Problem statement :: Write only the number of lines in the records beneath that hold "master".
--- start ---
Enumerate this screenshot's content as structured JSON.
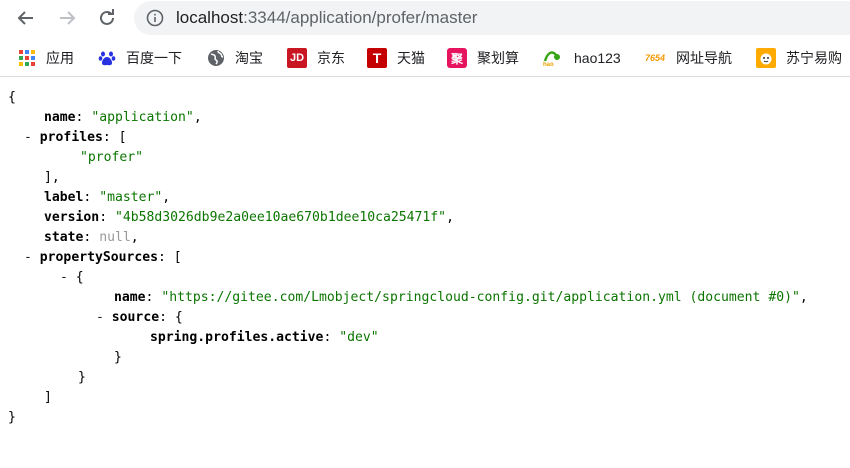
{
  "browser": {
    "url_host": "localhost",
    "url_path": ":3344/application/profer/master"
  },
  "bookmarks": [
    {
      "label": "应用",
      "icon": "apps-grid-icon"
    },
    {
      "label": "百度一下",
      "icon": "baidu-paw-icon"
    },
    {
      "label": "淘宝",
      "icon": "globe-icon"
    },
    {
      "label": "京东",
      "icon": "jd-icon"
    },
    {
      "label": "天猫",
      "icon": "tmall-icon"
    },
    {
      "label": "聚划算",
      "icon": "juhuasuan-icon"
    },
    {
      "label": "hao123",
      "icon": "hao123-icon"
    },
    {
      "label": "网址导航",
      "icon": "7654-icon"
    },
    {
      "label": "苏宁易购",
      "icon": "suning-icon"
    }
  ],
  "json": {
    "open_brace": "{",
    "close_brace": "}",
    "name_key": "name",
    "name_value": "\"application\"",
    "profiles_key": "profiles",
    "profiles_items": [
      "\"profer\""
    ],
    "label_key": "label",
    "label_value": "\"master\"",
    "version_key": "version",
    "version_value": "\"4b58d3026db9e2a0ee10ae670b1dee10ca25471f\"",
    "state_key": "state",
    "state_value": "null",
    "propertySources_key": "propertySources",
    "ps_name_key": "name",
    "ps_name_value": "\"https://gitee.com/Lmobject/springcloud-config.git/application.yml (document #0)\"",
    "source_key": "source",
    "source_prop_key": "spring.profiles.active",
    "source_prop_value": "\"dev\"",
    "toggle": "-"
  }
}
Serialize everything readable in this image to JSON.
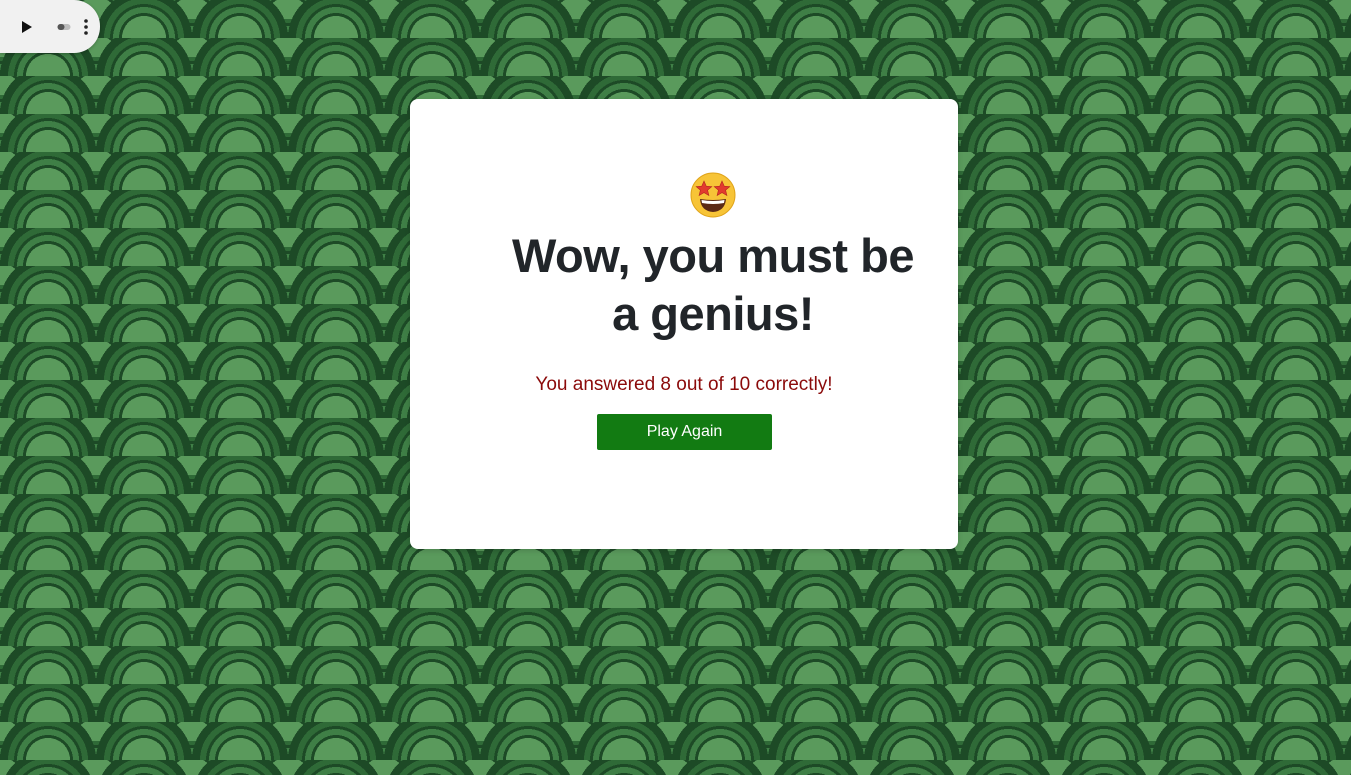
{
  "media_controls": {
    "icons": [
      "play-icon",
      "toggle-icon",
      "more-vertical-icon"
    ]
  },
  "result_card": {
    "emoji": "star-struck-emoji",
    "headline": "Wow, you must be a genius!",
    "result_text": "You answered 8 out of 10 correctly!",
    "score": 8,
    "total": 10,
    "play_again_label": "Play Again"
  },
  "colors": {
    "background_pattern_dark": "#1d4a26",
    "background_pattern_light": "#5a9a5c",
    "headline": "#212529",
    "result_text": "#8b0a0a",
    "button": "#127b12",
    "button_text": "#ffffff"
  }
}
--- end ---
Response to this task :: 2